> [Task prompt] All of the material below is to be retyped exactly.

## begin Extracted records

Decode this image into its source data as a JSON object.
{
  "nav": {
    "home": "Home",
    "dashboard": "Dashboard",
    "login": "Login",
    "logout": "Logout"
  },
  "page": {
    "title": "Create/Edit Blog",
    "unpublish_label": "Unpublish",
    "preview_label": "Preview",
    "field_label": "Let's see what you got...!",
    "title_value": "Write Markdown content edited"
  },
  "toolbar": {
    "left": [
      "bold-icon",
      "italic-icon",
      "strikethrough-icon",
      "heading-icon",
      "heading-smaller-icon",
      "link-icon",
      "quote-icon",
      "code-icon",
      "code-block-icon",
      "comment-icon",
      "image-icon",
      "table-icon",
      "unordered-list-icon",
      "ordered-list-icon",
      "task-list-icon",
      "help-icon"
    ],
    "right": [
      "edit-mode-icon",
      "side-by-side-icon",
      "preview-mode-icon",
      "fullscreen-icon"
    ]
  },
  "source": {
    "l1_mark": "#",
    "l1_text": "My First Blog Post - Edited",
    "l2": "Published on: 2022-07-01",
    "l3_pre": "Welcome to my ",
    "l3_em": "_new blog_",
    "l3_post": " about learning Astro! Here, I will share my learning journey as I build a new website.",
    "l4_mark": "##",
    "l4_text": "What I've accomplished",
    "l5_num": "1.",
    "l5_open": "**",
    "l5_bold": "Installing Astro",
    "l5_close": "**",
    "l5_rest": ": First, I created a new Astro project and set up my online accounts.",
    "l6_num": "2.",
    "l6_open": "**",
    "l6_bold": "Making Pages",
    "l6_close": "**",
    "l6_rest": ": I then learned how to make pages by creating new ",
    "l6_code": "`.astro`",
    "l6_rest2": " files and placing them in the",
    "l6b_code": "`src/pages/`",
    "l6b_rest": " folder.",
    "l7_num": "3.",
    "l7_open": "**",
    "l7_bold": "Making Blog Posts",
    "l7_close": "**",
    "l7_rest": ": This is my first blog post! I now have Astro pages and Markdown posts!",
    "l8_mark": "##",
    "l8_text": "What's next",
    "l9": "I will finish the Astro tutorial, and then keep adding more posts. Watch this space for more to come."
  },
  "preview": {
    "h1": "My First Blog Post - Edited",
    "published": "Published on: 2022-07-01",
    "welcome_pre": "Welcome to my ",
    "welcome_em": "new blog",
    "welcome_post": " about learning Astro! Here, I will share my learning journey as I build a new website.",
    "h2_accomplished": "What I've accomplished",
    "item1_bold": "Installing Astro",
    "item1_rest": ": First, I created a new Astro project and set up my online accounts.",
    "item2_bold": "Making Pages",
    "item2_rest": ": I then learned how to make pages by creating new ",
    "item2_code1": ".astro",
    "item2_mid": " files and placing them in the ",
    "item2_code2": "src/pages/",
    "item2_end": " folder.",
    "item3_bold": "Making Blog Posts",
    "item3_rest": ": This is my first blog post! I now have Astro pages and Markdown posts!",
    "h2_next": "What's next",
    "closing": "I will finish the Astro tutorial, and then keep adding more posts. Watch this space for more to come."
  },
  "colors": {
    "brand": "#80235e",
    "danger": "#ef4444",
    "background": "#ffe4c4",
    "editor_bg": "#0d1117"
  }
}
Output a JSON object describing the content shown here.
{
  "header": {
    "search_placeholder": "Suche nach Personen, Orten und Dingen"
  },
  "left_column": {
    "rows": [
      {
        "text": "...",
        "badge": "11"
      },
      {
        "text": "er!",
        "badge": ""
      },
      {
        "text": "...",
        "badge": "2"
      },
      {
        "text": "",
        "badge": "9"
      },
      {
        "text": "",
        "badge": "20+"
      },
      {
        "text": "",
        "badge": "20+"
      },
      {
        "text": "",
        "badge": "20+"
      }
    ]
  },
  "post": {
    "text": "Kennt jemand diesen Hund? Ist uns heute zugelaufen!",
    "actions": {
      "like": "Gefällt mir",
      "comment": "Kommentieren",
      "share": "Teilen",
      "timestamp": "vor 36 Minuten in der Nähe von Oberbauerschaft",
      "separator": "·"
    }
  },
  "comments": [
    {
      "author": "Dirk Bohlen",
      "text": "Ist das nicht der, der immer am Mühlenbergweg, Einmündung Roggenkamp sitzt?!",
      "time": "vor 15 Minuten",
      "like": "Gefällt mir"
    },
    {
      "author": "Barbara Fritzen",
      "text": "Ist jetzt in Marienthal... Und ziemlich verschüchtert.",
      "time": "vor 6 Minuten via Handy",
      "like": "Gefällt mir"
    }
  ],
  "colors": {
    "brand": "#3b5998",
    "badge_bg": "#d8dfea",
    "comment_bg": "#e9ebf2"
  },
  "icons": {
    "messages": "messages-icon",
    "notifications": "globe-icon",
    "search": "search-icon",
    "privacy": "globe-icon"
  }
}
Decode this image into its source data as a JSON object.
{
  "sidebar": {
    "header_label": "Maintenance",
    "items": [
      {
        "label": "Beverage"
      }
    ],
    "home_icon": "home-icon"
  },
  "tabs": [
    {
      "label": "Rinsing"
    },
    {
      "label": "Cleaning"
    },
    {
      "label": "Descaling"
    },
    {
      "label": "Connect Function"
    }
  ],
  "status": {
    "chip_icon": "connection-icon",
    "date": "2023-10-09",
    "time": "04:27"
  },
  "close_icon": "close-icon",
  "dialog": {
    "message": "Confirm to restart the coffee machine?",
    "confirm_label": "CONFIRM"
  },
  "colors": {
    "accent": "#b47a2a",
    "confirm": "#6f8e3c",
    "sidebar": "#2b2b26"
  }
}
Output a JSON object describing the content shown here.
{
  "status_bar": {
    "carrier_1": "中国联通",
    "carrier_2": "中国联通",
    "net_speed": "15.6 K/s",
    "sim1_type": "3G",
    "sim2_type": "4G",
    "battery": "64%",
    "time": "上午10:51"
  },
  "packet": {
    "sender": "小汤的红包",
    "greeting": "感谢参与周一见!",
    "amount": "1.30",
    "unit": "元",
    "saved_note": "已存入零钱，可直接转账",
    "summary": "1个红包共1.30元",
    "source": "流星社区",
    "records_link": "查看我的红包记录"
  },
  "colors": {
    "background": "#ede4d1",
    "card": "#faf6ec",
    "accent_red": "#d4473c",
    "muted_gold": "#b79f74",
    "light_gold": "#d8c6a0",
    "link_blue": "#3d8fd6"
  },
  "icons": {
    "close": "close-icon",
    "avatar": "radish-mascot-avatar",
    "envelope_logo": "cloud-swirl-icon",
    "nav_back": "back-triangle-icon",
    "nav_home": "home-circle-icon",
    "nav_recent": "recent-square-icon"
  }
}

## end Extracted records

> [The reply]
Decode this image into its source data as a JSON object.
{
  "nav": {
    "home": "Home",
    "dashboard": "Dashboard",
    "login": "Login",
    "logout": "Logout"
  },
  "page": {
    "title": "Create/Edit Blog",
    "unpublish_label": "Unpublish",
    "preview_label": "Preview",
    "field_label": "Let's see what you got...!",
    "title_value": "Write Markdown content edited"
  },
  "toolbar": {
    "left": [
      "bold-icon",
      "italic-icon",
      "strikethrough-icon",
      "heading-icon",
      "heading-smaller-icon",
      "link-icon",
      "quote-icon",
      "code-icon",
      "code-block-icon",
      "comment-icon",
      "image-icon",
      "table-icon",
      "unordered-list-icon",
      "ordered-list-icon",
      "task-list-icon",
      "help-icon"
    ],
    "right": [
      "edit-mode-icon",
      "side-by-side-icon",
      "preview-mode-icon",
      "fullscreen-icon"
    ]
  },
  "source": {
    "l1_mark": "#",
    "l1_text": "My First Blog Post - Edited",
    "l2": "Published on: 2022-07-01",
    "l3_pre": "Welcome to my ",
    "l3_em": "_new blog_",
    "l3_post": " about learning Astro! Here, I will share my learning journey as I build a new website.",
    "l4_mark": "##",
    "l4_text": "What I've accomplished",
    "l5_num": "1.",
    "l5_open": "**",
    "l5_bold": "Installing Astro",
    "l5_close": "**",
    "l5_rest": ": First, I created a new Astro project and set up my online accounts.",
    "l6_num": "2.",
    "l6_open": "**",
    "l6_bold": "Making Pages",
    "l6_close": "**",
    "l6_rest": ": I then learned how to make pages by creating new ",
    "l6_code": "`.astro`",
    "l6_rest2": " files and placing them in the",
    "l6b_code": "`src/pages/`",
    "l6b_rest": " folder.",
    "l7_num": "3.",
    "l7_open": "**",
    "l7_bold": "Making Blog Posts",
    "l7_close": "**",
    "l7_rest": ": This is my first blog post! I now have Astro pages and Markdown posts!",
    "l8_mark": "##",
    "l8_text": "What's next",
    "l9": "I will finish the Astro tutorial, and then keep adding more posts. Watch this space for more to come."
  },
  "preview": {
    "h1": "My First Blog Post - Edited",
    "published": "Published on: 2022-07-01",
    "welcome_pre": "Welcome to my ",
    "welcome_em": "new blog",
    "welcome_post": " about learning Astro! Here, I will share my learning journey as I build a new website.",
    "h2_accomplished": "What I've accomplished",
    "item1_bold": "Installing Astro",
    "item1_rest": ": First, I created a new Astro project and set up my online accounts.",
    "item2_bold": "Making Pages",
    "item2_rest": ": I then learned how to make pages by creating new ",
    "item2_code1": ".astro",
    "item2_mid": " files and placing them in the ",
    "item2_code2": "src/pages/",
    "item2_end": " folder.",
    "item3_bold": "Making Blog Posts",
    "item3_rest": ": This is my first blog post! I now have Astro pages and Markdown posts!",
    "h2_next": "What's next",
    "closing": "I will finish the Astro tutorial, and then keep adding more posts. Watch this space for more to come."
  },
  "colors": {
    "brand": "#80235e",
    "danger": "#ef4444",
    "background": "#ffe4c4",
    "editor_bg": "#0d1117"
  }
}
Output a JSON object describing the content shown here.
{
  "header": {
    "search_placeholder": "Suche nach Personen, Orten und Dingen"
  },
  "left_column": {
    "rows": [
      {
        "text": "...",
        "badge": "11"
      },
      {
        "text": "er!",
        "badge": ""
      },
      {
        "text": "...",
        "badge": "2"
      },
      {
        "text": "",
        "badge": "9"
      },
      {
        "text": "",
        "badge": "20+"
      },
      {
        "text": "",
        "badge": "20+"
      },
      {
        "text": "",
        "badge": "20+"
      }
    ]
  },
  "post": {
    "text": "Kennt jemand diesen Hund? Ist uns heute zugelaufen!",
    "actions": {
      "like": "Gefällt mir",
      "comment": "Kommentieren",
      "share": "Teilen",
      "timestamp": "vor 36 Minuten in der Nähe von Oberbauerschaft",
      "separator": "·"
    }
  },
  "comments": [
    {
      "author": "Dirk Bohlen",
      "text": "Ist das nicht der, der immer am Mühlenbergweg, Einmündung Roggenkamp sitzt?!",
      "time": "vor 15 Minuten",
      "like": "Gefällt mir"
    },
    {
      "author": "Barbara Fritzen",
      "text": "Ist jetzt in Marienthal... Und ziemlich verschüchtert.",
      "time": "vor 6 Minuten via Handy",
      "like": "Gefällt mir"
    }
  ],
  "colors": {
    "brand": "#3b5998",
    "badge_bg": "#d8dfea",
    "comment_bg": "#e9ebf2"
  },
  "icons": {
    "messages": "messages-icon",
    "notifications": "globe-icon",
    "search": "search-icon",
    "privacy": "globe-icon"
  }
}
Decode this image into its source data as a JSON object.
{
  "sidebar": {
    "header_label": "Maintenance",
    "items": [
      {
        "label": "Beverage"
      }
    ],
    "home_icon": "home-icon"
  },
  "tabs": [
    {
      "label": "Rinsing"
    },
    {
      "label": "Cleaning"
    },
    {
      "label": "Descaling"
    },
    {
      "label": "Connect Function"
    }
  ],
  "status": {
    "chip_icon": "connection-icon",
    "date": "2023-10-09",
    "time": "04:27"
  },
  "close_icon": "close-icon",
  "dialog": {
    "message": "Confirm to restart the coffee machine?",
    "confirm_label": "CONFIRM"
  },
  "colors": {
    "accent": "#b47a2a",
    "confirm": "#6f8e3c",
    "sidebar": "#2b2b26"
  }
}
Output a JSON object describing the content shown here.
{
  "status_bar": {
    "carrier_1": "中国联通",
    "carrier_2": "中国联通",
    "net_speed": "15.6 K/s",
    "sim1_type": "3G",
    "sim2_type": "4G",
    "battery": "64%",
    "time": "上午10:51"
  },
  "packet": {
    "sender": "小汤的红包",
    "greeting": "感谢参与周一见!",
    "amount": "1.30",
    "unit": "元",
    "saved_note": "已存入零钱，可直接转账",
    "summary": "1个红包共1.30元",
    "source": "流星社区",
    "records_link": "查看我的红包记录"
  },
  "colors": {
    "background": "#ede4d1",
    "card": "#faf6ec",
    "accent_red": "#d4473c",
    "muted_gold": "#b79f74",
    "light_gold": "#d8c6a0",
    "link_blue": "#3d8fd6"
  },
  "icons": {
    "close": "close-icon",
    "avatar": "radish-mascot-avatar",
    "envelope_logo": "cloud-swirl-icon",
    "nav_back": "back-triangle-icon",
    "nav_home": "home-circle-icon",
    "nav_recent": "recent-square-icon"
  }
}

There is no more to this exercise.